_Work instructions_:
Using the listing below, retype only the lines from the line with "What data populates" through the end, both ends included, and exclude the pictures.
↓
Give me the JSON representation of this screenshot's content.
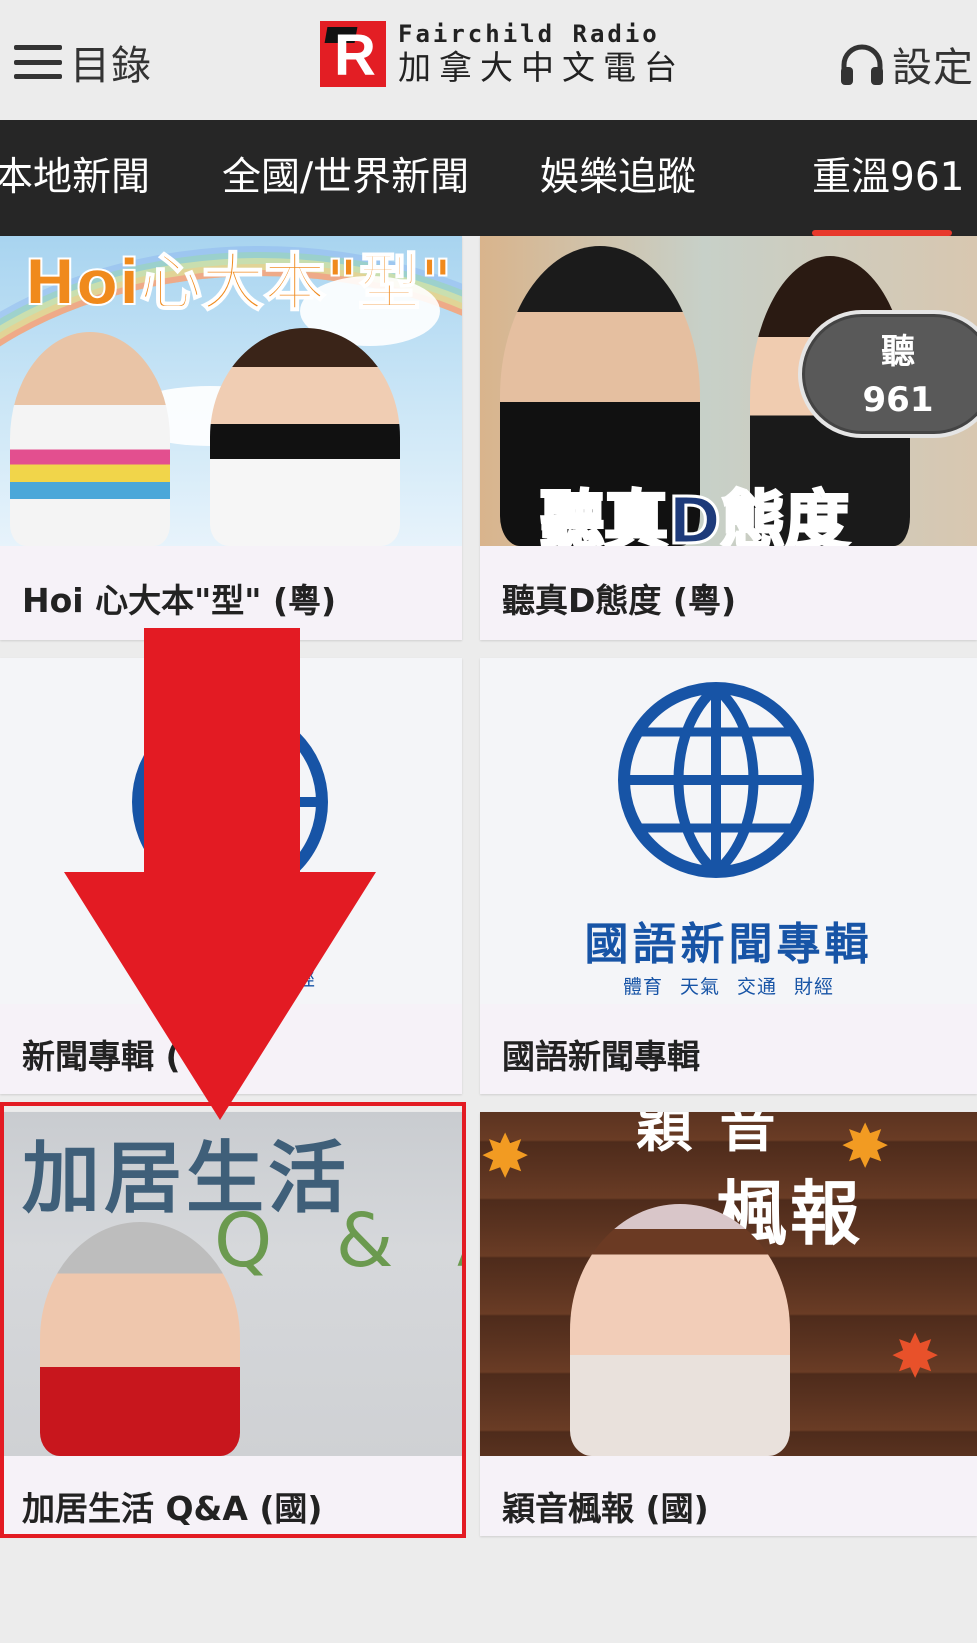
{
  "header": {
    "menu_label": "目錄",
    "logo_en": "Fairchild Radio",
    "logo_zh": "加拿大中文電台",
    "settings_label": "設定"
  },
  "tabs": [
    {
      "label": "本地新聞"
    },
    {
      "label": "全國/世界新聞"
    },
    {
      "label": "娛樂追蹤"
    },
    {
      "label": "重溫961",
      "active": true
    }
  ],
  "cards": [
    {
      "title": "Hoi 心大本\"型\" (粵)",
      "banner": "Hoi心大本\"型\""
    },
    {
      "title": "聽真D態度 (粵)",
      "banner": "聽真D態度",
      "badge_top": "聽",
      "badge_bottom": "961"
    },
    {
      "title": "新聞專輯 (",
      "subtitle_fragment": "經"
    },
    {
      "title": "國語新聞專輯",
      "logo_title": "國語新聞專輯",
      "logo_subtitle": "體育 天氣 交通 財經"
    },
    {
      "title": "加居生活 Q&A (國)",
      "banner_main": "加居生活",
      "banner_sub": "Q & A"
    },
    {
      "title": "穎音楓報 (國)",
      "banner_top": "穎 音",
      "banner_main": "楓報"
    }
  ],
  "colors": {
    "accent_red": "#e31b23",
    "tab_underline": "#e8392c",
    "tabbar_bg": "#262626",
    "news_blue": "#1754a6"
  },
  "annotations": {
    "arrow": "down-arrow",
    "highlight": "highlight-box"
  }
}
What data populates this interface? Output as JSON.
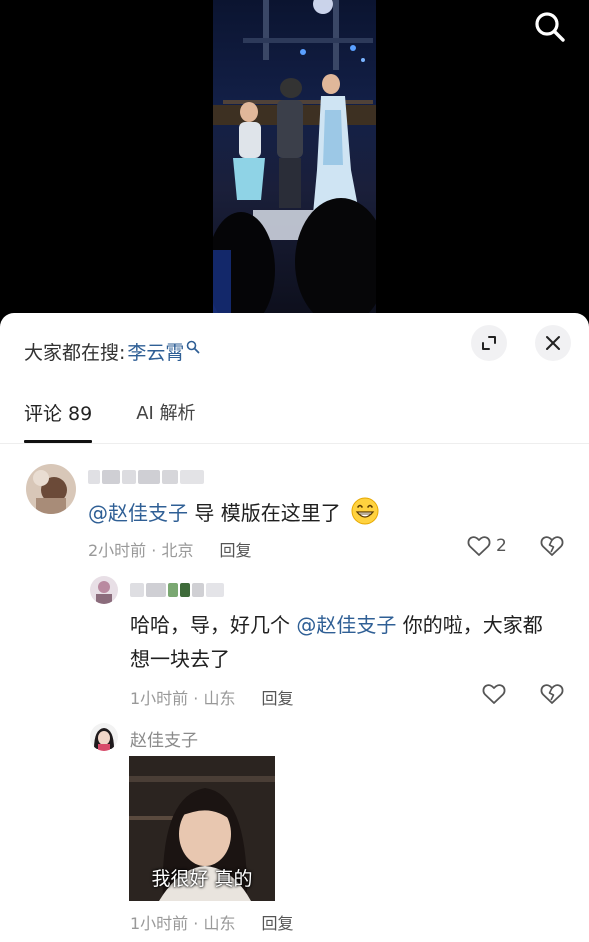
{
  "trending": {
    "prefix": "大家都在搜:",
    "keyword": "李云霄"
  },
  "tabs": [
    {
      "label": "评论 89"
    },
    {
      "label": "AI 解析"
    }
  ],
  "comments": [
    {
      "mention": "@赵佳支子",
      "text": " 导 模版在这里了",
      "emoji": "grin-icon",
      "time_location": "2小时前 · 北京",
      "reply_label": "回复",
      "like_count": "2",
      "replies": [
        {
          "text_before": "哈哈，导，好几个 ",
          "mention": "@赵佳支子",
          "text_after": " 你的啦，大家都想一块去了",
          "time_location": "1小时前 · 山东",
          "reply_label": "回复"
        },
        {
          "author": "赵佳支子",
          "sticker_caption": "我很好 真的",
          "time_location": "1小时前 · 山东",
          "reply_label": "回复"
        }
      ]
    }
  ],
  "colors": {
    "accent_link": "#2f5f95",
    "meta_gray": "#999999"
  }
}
↑
_Solved problem_:
What data populates this interface? Output as JSON.
{
  "trending": {
    "prefix": "大家都在搜:",
    "keyword": "李云霄"
  },
  "tabs": [
    {
      "label": "评论 89"
    },
    {
      "label": "AI 解析"
    }
  ],
  "comments": [
    {
      "mention": "@赵佳支子",
      "text": " 导 模版在这里了",
      "emoji": "grin-icon",
      "time_location": "2小时前 · 北京",
      "reply_label": "回复",
      "like_count": "2",
      "replies": [
        {
          "text_before": "哈哈，导，好几个 ",
          "mention": "@赵佳支子",
          "text_after": " 你的啦，大家都想一块去了",
          "time_location": "1小时前 · 山东",
          "reply_label": "回复"
        },
        {
          "author": "赵佳支子",
          "sticker_caption": "我很好 真的",
          "time_location": "1小时前 · 山东",
          "reply_label": "回复"
        }
      ]
    }
  ],
  "colors": {
    "accent_link": "#2f5f95",
    "meta_gray": "#999999"
  }
}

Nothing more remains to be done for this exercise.